▶ _Exercise_
Show all lines that include the string "this"; copy each one.

▶ _Task inputs_
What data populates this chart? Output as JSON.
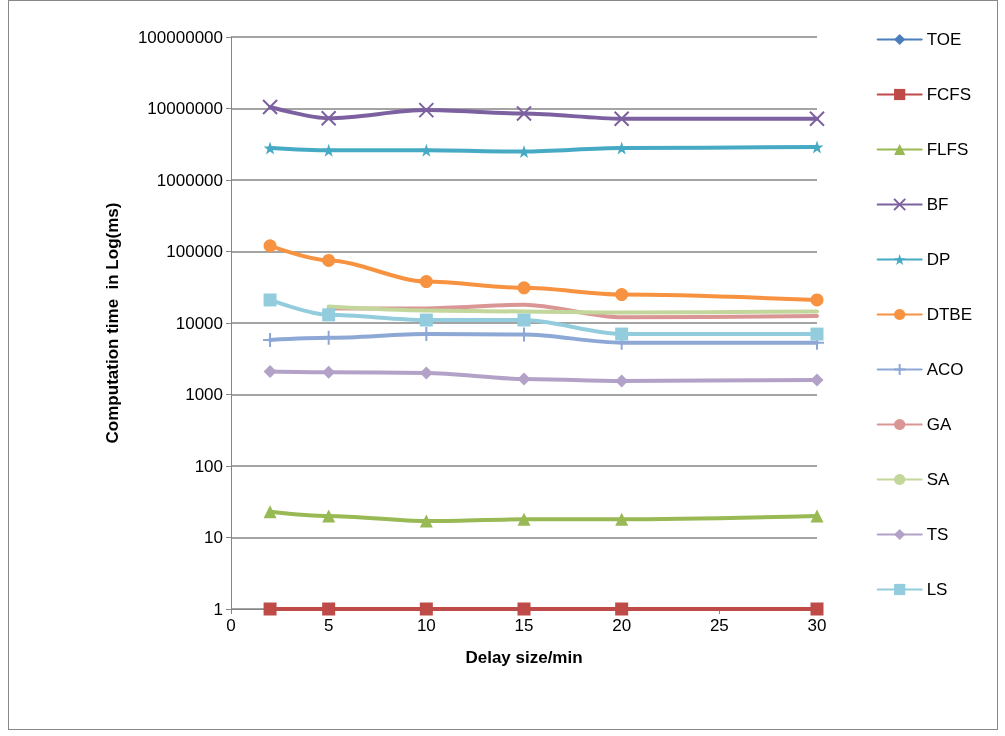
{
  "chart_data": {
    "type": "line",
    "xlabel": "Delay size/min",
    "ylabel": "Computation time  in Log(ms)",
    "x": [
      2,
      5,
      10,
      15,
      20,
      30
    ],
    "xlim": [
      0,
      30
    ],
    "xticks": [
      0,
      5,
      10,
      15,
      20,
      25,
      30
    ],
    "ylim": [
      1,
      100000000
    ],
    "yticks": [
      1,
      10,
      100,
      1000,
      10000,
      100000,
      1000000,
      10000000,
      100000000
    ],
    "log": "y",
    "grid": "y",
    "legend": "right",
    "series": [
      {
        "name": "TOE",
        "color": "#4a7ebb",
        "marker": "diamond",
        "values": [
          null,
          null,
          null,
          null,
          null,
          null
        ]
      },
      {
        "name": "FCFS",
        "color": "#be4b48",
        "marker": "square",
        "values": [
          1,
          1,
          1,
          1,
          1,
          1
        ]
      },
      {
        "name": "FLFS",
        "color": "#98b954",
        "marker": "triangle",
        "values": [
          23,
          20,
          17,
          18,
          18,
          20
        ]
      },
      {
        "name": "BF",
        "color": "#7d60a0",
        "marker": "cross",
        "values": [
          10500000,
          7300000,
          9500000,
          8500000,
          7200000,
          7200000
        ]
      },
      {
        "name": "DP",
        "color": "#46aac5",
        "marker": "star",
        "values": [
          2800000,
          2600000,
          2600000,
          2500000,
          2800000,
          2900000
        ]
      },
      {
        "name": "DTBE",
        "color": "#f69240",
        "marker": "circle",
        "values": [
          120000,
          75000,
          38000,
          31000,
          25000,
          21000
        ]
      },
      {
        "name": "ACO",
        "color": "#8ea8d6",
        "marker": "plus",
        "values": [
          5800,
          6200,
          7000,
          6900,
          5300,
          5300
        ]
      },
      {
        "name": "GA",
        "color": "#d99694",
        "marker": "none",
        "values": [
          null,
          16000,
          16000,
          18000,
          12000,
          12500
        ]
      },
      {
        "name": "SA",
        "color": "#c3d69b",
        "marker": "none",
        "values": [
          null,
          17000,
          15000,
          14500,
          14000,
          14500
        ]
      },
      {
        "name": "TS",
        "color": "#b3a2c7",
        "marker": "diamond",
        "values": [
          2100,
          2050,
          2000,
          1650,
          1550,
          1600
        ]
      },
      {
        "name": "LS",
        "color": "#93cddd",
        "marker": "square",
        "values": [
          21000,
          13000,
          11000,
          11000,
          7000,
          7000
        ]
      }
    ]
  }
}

--

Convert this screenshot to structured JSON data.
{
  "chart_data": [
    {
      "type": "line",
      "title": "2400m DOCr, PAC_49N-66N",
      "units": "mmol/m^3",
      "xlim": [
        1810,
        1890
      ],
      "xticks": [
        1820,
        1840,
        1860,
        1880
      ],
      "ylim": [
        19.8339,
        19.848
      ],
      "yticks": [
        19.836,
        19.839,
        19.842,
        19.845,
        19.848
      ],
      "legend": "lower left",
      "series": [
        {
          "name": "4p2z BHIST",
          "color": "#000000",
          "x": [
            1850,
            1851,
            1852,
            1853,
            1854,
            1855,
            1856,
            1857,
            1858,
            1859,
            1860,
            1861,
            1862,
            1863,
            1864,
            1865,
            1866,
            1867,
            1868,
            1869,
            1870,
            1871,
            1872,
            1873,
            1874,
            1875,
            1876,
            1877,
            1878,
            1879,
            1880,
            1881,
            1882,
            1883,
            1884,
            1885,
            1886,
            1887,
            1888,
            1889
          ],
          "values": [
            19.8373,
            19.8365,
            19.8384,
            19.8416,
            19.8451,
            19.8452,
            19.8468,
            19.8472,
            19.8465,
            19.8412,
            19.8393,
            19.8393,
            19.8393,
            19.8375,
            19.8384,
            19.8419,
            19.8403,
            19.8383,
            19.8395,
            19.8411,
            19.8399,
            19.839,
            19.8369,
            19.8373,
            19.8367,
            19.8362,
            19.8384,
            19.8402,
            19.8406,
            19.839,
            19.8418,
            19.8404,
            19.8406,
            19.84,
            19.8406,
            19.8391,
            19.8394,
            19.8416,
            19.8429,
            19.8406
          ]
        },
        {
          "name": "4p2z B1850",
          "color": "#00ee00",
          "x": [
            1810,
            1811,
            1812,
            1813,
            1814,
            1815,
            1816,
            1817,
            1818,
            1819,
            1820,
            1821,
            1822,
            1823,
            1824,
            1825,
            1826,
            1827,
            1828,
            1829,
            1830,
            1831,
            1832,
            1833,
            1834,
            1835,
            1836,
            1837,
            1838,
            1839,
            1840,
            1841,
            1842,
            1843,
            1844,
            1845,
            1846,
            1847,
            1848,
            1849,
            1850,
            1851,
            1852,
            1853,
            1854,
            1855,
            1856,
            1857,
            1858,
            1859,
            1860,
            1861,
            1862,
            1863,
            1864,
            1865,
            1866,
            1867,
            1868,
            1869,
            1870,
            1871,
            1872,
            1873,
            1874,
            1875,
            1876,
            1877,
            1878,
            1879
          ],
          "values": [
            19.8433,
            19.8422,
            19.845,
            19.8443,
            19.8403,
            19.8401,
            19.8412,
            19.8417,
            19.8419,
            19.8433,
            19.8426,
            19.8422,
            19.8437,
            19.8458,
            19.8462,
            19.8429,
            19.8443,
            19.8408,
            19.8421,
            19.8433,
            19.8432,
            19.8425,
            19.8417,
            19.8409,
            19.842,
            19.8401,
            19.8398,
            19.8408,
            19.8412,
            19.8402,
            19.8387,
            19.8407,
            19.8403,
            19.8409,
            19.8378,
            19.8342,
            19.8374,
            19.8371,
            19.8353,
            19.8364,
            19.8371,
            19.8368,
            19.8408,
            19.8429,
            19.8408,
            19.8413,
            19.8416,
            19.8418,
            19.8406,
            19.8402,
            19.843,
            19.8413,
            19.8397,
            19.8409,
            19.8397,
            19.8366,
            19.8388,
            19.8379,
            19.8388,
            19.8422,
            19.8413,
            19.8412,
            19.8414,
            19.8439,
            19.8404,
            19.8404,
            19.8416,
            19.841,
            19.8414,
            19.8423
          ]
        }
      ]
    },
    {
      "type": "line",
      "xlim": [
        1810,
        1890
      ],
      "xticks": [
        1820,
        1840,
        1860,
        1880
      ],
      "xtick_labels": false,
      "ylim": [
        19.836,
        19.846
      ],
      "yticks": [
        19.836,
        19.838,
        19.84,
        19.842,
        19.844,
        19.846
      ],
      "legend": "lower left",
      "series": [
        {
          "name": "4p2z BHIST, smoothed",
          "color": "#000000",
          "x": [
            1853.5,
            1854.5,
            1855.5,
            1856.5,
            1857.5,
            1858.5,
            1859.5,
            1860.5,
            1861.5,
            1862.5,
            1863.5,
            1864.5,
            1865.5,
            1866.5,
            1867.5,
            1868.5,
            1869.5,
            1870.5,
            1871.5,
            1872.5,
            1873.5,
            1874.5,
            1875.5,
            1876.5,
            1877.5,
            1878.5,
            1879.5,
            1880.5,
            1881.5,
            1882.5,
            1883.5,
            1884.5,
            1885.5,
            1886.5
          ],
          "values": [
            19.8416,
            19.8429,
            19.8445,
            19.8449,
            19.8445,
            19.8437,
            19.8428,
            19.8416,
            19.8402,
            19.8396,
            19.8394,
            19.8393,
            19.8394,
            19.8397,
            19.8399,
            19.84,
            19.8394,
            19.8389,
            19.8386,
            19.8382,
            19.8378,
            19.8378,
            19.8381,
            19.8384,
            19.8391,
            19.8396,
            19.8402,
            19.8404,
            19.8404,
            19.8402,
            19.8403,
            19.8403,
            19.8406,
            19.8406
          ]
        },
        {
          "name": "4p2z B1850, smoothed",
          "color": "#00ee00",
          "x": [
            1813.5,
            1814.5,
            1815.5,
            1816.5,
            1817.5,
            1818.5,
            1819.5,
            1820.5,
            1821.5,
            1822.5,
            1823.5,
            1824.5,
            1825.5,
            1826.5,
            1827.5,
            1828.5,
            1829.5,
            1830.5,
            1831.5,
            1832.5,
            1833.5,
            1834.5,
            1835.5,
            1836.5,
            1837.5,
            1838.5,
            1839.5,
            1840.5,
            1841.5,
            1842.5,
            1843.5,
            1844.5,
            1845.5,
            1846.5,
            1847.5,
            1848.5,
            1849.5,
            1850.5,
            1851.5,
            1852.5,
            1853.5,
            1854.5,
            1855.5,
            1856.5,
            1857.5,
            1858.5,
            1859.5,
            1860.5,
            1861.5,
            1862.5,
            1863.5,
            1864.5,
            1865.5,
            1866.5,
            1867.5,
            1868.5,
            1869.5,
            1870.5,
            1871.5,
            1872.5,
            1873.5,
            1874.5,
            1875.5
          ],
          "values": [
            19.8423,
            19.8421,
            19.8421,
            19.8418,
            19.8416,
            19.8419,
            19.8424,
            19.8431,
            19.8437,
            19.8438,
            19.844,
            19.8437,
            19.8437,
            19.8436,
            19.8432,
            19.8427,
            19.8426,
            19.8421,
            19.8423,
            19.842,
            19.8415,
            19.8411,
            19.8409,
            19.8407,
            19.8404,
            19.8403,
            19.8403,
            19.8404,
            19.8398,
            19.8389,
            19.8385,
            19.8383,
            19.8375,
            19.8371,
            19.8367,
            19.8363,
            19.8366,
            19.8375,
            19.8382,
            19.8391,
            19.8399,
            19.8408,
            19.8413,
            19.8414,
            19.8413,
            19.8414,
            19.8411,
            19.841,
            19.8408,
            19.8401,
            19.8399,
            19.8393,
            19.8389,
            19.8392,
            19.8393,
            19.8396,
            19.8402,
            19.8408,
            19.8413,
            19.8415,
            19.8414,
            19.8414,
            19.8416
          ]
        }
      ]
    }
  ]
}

▶ _Complete answer_
What data populates this chart? Output as JSON.
Convert this screenshot to structured JSON data.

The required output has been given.